**EXERCISE DESCRIPTION:**
Identify all lines in the listing that include the word "cream", and copy them out.

Raw records:

--- BEGIN ---

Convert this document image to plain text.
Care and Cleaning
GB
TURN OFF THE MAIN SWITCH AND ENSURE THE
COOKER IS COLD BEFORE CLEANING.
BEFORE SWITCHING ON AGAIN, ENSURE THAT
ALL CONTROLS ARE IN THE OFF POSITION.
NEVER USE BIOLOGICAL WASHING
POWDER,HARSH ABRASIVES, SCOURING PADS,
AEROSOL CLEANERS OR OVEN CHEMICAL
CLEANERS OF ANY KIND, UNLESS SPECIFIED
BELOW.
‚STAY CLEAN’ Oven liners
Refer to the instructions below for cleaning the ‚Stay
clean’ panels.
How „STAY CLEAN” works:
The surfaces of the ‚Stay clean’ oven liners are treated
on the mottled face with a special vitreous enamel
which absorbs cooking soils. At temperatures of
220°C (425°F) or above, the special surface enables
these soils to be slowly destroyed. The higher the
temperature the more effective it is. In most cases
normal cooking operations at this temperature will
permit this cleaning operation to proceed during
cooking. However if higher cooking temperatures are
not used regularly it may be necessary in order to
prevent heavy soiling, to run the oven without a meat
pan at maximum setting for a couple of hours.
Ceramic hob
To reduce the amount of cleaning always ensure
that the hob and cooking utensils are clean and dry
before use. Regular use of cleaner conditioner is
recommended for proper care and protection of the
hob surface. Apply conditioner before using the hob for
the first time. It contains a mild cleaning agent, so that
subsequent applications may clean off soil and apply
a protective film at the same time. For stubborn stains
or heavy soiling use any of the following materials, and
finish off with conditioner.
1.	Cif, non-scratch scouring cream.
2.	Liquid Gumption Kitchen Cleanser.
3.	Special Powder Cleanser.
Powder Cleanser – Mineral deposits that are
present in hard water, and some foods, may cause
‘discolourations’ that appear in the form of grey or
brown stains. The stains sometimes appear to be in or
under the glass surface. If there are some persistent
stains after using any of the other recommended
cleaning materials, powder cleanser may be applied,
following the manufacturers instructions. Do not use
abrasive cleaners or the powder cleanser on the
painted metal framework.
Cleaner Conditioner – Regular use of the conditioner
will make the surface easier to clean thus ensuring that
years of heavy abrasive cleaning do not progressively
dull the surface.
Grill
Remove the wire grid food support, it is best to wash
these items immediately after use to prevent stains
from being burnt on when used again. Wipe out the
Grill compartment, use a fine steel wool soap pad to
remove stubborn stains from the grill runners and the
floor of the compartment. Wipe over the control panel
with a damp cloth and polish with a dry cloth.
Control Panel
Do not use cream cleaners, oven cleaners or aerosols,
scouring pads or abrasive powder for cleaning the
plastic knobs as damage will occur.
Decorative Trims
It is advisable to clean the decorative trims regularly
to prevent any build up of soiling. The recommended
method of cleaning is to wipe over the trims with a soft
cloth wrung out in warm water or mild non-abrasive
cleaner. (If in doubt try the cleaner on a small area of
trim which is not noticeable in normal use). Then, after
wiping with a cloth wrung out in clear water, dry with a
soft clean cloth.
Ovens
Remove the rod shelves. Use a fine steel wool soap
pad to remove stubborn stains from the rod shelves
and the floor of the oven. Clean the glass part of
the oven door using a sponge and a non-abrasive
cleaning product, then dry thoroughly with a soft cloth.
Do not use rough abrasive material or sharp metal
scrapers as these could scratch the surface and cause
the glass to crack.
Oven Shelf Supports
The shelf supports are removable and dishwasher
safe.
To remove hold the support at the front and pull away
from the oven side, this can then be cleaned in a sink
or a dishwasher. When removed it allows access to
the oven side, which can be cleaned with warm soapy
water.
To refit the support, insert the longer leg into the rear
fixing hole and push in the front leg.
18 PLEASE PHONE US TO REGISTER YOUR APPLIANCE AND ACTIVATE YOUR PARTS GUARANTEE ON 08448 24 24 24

--- END ---

**TASK RESULT:**
1.	Cif, non-scratch scouring cream.
Do not use cream cleaners, oven cleaners or aerosols,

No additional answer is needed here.